Instructions for the task:
Please reproduce, unchanged, the lines starting with the one that contains "148, 258, 153]" and going on through the one that contains "573, 452, 584]", including both of those lines.

Task material:
*-*-*

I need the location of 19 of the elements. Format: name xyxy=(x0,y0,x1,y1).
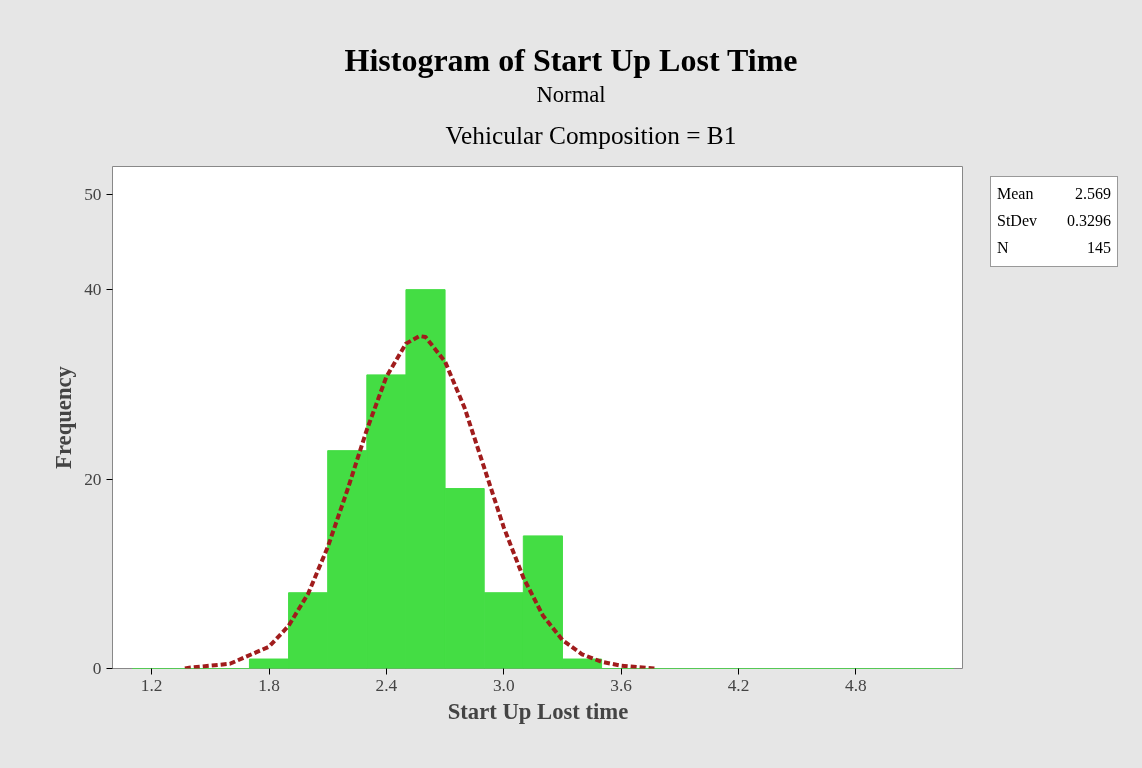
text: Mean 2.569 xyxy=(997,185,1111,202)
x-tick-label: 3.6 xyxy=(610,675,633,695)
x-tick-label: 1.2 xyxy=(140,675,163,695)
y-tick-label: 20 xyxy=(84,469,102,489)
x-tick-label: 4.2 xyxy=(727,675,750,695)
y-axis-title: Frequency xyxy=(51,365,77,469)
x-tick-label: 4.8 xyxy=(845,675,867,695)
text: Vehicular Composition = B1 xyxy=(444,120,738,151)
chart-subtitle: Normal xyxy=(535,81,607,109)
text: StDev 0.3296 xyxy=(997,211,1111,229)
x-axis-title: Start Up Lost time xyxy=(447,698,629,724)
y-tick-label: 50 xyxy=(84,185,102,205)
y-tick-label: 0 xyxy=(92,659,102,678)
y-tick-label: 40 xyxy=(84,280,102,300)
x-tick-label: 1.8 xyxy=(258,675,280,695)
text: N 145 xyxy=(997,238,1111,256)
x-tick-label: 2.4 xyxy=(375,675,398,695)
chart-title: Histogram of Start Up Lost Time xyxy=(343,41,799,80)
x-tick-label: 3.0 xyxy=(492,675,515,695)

*-*-*

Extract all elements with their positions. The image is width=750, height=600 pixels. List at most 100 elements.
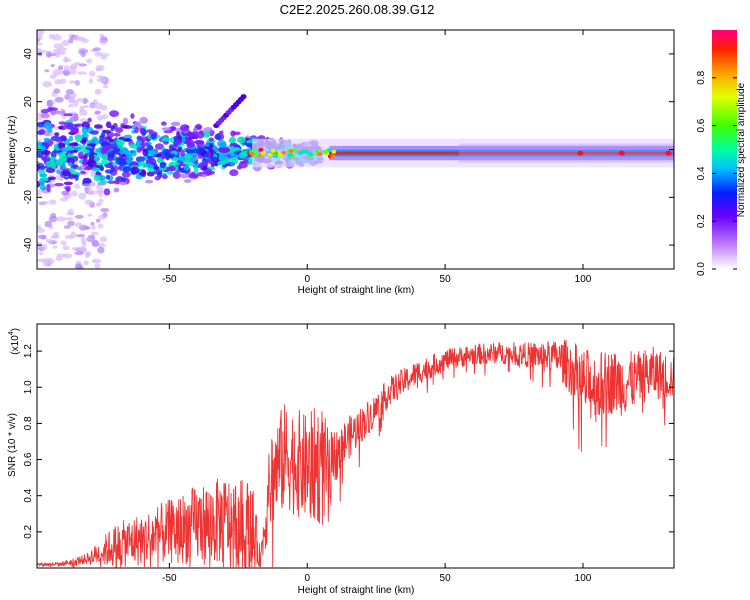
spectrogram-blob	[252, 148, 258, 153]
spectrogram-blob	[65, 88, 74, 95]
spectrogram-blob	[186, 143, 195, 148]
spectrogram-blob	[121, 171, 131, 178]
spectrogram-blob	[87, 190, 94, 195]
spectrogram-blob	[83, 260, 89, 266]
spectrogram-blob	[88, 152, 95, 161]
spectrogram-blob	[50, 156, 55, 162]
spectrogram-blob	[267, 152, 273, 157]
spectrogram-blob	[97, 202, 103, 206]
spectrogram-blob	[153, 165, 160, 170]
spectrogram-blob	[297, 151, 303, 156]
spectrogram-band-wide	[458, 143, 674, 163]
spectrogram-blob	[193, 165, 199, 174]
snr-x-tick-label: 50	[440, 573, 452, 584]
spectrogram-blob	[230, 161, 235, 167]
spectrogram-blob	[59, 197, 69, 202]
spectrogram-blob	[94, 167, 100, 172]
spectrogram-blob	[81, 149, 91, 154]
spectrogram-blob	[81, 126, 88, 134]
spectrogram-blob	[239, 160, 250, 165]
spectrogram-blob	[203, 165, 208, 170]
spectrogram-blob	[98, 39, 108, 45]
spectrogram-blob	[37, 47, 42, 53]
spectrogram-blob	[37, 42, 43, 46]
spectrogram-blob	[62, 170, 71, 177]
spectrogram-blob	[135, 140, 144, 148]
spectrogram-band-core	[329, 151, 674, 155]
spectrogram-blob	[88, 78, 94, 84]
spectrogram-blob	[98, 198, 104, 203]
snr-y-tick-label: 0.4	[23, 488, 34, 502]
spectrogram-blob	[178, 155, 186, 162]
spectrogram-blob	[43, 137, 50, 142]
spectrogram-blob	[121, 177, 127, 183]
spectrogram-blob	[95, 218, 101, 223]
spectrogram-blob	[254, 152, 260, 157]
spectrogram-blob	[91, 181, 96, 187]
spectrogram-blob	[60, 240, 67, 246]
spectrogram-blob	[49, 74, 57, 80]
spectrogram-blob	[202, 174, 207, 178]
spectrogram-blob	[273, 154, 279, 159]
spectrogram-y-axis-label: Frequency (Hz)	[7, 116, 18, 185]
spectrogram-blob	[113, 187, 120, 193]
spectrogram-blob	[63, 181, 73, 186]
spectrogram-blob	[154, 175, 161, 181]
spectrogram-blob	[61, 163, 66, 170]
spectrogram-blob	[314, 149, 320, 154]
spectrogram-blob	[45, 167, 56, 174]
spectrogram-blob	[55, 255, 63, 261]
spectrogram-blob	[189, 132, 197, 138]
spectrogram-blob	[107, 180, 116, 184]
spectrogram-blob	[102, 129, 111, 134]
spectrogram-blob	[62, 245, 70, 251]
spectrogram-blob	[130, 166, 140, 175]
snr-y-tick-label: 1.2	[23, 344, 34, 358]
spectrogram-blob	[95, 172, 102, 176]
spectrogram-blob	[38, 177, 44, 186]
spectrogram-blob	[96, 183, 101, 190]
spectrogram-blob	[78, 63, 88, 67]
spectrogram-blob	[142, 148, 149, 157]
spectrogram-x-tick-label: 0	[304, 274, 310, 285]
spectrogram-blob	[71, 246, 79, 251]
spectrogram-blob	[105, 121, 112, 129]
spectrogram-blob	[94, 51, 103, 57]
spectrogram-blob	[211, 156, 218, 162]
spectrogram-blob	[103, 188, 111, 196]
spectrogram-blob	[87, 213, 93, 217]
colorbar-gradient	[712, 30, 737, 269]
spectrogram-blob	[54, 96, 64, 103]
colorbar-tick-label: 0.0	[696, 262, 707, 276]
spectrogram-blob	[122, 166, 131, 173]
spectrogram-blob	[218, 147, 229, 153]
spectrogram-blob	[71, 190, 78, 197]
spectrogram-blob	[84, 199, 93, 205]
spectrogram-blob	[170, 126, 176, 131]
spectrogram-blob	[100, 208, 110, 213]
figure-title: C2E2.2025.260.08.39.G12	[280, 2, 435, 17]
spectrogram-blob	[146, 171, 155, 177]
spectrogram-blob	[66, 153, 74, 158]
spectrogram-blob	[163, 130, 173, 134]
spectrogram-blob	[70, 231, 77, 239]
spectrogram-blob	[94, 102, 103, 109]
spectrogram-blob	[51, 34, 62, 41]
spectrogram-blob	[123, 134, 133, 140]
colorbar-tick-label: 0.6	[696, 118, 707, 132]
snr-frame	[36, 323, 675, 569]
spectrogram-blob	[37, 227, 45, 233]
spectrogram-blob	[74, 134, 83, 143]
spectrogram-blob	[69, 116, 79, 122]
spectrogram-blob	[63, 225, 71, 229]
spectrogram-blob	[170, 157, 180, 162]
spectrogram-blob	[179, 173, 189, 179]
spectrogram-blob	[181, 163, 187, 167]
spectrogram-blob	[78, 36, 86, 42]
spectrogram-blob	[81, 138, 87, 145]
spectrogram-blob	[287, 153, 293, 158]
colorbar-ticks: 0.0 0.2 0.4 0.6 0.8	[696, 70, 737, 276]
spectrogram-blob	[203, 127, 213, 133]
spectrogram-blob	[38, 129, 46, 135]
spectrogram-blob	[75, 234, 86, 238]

*-*-*

Expected answer:
spectrogram-blob	[252, 148, 258, 153]
spectrogram-blob	[65, 88, 74, 95]
spectrogram-blob	[186, 143, 195, 148]
spectrogram-blob	[121, 171, 131, 178]
spectrogram-blob	[87, 190, 94, 195]
spectrogram-blob	[83, 260, 89, 266]
spectrogram-blob	[88, 152, 95, 161]
spectrogram-blob	[50, 156, 55, 162]
spectrogram-blob	[267, 152, 273, 157]
spectrogram-blob	[97, 202, 103, 206]
spectrogram-blob	[153, 165, 160, 170]
spectrogram-blob	[297, 151, 303, 156]
spectrogram-band-wide	[458, 143, 674, 163]
spectrogram-blob	[193, 165, 199, 174]
snr-x-tick-label: 50	[440, 573, 452, 584]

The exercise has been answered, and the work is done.